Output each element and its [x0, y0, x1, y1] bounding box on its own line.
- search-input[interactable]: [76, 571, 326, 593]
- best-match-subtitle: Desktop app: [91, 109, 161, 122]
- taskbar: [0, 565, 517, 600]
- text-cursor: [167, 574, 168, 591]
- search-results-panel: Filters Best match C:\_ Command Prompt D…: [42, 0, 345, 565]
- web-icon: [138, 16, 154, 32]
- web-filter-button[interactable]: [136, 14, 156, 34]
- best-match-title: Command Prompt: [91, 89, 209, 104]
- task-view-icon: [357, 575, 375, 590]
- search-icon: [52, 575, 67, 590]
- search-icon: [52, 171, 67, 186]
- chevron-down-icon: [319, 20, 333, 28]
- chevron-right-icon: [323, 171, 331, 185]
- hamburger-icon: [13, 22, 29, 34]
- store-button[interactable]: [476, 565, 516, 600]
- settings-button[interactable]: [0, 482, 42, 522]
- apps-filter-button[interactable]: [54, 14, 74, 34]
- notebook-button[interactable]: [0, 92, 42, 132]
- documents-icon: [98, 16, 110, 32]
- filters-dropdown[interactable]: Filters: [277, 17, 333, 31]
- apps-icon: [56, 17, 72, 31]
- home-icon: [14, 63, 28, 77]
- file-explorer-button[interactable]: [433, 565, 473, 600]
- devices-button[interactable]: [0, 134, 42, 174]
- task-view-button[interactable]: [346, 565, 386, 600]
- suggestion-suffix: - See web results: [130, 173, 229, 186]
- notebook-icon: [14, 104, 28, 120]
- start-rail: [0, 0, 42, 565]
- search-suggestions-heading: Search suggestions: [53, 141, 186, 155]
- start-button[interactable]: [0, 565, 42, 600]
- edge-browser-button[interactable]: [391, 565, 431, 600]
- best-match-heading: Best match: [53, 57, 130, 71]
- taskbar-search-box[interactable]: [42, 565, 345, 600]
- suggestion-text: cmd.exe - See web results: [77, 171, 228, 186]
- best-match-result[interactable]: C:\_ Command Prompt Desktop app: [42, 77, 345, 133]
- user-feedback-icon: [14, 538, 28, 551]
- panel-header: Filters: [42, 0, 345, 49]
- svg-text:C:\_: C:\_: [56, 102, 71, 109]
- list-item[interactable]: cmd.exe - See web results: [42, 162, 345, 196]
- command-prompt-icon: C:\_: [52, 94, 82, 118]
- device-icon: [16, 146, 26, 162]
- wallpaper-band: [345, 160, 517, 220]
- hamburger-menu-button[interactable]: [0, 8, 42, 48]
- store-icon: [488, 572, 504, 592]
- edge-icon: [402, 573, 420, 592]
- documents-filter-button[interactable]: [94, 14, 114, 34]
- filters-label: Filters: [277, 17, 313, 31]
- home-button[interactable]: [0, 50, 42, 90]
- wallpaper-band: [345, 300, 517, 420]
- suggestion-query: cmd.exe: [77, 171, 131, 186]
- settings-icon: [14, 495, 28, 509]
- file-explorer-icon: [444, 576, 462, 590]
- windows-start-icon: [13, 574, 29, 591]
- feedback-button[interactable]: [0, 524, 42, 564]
------
EXERCISE DETAILS —
Turn every line of the entries above into a numbered list, leaving out any blank lines.

TASK RESULT —
1. Output each element and its [x0, y0, x1, y1] bounding box on its own line.
2. - search-input[interactable]: [76, 571, 326, 593]
3. - best-match-subtitle: Desktop app: [91, 109, 161, 122]
4. - taskbar: [0, 565, 517, 600]
5. - text-cursor: [167, 574, 168, 591]
6. - search-results-panel: Filters Best match C:\_ Command Prompt D…: [42, 0, 345, 565]
7. - web-icon: [138, 16, 154, 32]
8. - web-filter-button[interactable]: [136, 14, 156, 34]
9. - best-match-title: Command Prompt: [91, 89, 209, 104]
10. - task-view-icon: [357, 575, 375, 590]
11. - search-icon: [52, 575, 67, 590]
12. - search-icon: [52, 171, 67, 186]
13. - chevron-down-icon: [319, 20, 333, 28]
14. - chevron-right-icon: [323, 171, 331, 185]
15. - hamburger-icon: [13, 22, 29, 34]
16. - store-button[interactable]: [476, 565, 516, 600]
17. - settings-button[interactable]: [0, 482, 42, 522]
18. - apps-filter-button[interactable]: [54, 14, 74, 34]
19. - notebook-button[interactable]: [0, 92, 42, 132]
20. - documents-icon: [98, 16, 110, 32]
21. - filters-dropdown[interactable]: Filters: [277, 17, 333, 31]
22. - apps-icon: [56, 17, 72, 31]
23. - home-icon: [14, 63, 28, 77]
24. - file-explorer-button[interactable]: [433, 565, 473, 600]
25. - devices-button[interactable]: [0, 134, 42, 174]
26. - task-view-button[interactable]: [346, 565, 386, 600]
27. - suggestion-suffix: - See web results: [130, 173, 229, 186]
28. - notebook-icon: [14, 104, 28, 120]
29. - start-rail: [0, 0, 42, 565]
30. - search-suggestions-heading: Search suggestions: [53, 141, 186, 155]
31. - start-button[interactable]: [0, 565, 42, 600]
32. - edge-browser-button[interactable]: [391, 565, 431, 600]
33. - best-match-heading: Best match: [53, 57, 130, 71]
34. - taskbar-search-box[interactable]: [42, 565, 345, 600]
35. - suggestion-text: cmd.exe - See web results: [77, 171, 228, 186]
36. - best-match-result[interactable]: C:\_ Command Prompt Desktop app: [42, 77, 345, 133]
37. - user-feedback-icon: [14, 538, 28, 551]
38. - panel-header: Filters: [42, 0, 345, 49]
39. - svg-text:C:\_: C:\_: [56, 102, 71, 109]
40. - list-item[interactable]: cmd.exe - See web results: [42, 162, 345, 196]
41. - command-prompt-icon: C:\_: [52, 94, 82, 118]
42. - device-icon: [16, 146, 26, 162]
43. - wallpaper-band: [345, 160, 517, 220]
44. - hamburger-menu-button[interactable]: [0, 8, 42, 48]
45. - store-icon: [488, 572, 504, 592]
46. - edge-icon: [402, 573, 420, 592]
47. - documents-filter-button[interactable]: [94, 14, 114, 34]
48. - filters-label: Filters: [277, 17, 313, 31]
49. - home-button[interactable]: [0, 50, 42, 90]
50. - wallpaper-band: [345, 300, 517, 420]
51. - suggestion-query: cmd.exe: [77, 171, 131, 186]
52. - settings-icon: [14, 495, 28, 509]
53. - file-explorer-icon: [444, 576, 462, 590]
54. - windows-start-icon: [13, 574, 29, 591]
55. - feedback-button[interactable]: [0, 524, 42, 564]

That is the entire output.